## Brief
Copy out all lines with the word "page" in them.

[Saved entries]
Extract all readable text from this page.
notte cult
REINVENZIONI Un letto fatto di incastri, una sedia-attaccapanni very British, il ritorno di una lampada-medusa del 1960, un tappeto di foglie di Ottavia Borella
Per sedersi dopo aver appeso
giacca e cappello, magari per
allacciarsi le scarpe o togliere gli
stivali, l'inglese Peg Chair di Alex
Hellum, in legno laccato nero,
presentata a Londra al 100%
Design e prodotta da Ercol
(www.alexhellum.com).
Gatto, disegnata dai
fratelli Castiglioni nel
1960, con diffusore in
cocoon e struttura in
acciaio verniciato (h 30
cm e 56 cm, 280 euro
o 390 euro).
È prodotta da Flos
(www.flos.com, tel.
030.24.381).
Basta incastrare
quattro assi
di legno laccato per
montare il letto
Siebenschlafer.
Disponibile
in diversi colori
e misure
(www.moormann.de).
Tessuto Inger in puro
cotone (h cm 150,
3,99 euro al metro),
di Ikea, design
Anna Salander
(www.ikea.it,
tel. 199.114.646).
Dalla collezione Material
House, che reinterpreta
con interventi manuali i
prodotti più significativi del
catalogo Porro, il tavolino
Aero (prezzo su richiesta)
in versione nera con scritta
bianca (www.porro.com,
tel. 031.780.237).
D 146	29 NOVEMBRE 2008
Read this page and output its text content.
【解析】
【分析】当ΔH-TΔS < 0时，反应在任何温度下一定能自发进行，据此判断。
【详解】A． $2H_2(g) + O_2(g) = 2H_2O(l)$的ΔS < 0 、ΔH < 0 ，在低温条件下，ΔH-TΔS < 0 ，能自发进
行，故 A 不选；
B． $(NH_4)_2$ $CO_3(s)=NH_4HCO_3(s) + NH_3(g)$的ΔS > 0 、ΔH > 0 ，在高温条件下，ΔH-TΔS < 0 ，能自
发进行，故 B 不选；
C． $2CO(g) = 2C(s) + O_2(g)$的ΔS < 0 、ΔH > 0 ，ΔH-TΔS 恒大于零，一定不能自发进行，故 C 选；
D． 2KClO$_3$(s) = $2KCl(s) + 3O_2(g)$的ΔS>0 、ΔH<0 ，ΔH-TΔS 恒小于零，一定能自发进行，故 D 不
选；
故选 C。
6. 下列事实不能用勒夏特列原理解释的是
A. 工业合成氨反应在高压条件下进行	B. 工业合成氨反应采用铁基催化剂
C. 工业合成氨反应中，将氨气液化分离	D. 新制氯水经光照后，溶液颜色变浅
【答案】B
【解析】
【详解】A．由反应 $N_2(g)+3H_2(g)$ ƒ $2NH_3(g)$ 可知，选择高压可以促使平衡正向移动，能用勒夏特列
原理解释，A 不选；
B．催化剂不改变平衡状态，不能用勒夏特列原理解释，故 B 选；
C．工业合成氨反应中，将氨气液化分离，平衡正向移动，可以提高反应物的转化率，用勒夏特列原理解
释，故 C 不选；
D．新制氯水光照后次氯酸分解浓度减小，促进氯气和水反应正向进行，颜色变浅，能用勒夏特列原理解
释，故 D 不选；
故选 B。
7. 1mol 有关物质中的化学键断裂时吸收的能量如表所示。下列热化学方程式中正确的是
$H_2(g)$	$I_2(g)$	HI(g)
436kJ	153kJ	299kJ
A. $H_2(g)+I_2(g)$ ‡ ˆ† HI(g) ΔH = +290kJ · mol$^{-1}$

--

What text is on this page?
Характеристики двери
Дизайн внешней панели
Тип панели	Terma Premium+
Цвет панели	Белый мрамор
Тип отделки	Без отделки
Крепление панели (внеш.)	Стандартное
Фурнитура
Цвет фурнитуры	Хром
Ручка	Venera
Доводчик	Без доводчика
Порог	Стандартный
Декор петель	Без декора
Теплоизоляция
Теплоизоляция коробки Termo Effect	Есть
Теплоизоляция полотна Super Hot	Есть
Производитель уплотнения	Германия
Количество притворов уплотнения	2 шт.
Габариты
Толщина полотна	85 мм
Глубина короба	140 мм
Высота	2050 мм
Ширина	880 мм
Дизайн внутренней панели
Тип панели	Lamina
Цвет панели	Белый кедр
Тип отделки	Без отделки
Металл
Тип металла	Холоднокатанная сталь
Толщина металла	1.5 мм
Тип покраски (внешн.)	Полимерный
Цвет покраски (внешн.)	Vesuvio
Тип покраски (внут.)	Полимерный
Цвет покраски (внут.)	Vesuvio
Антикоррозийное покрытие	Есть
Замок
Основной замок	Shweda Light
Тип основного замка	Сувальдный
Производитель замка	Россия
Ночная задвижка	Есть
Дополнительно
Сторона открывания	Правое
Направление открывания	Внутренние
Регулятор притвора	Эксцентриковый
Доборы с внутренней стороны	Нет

## Response to the task
Extract all readable text from this page.
Read this page and output its text content.
What text is on this page?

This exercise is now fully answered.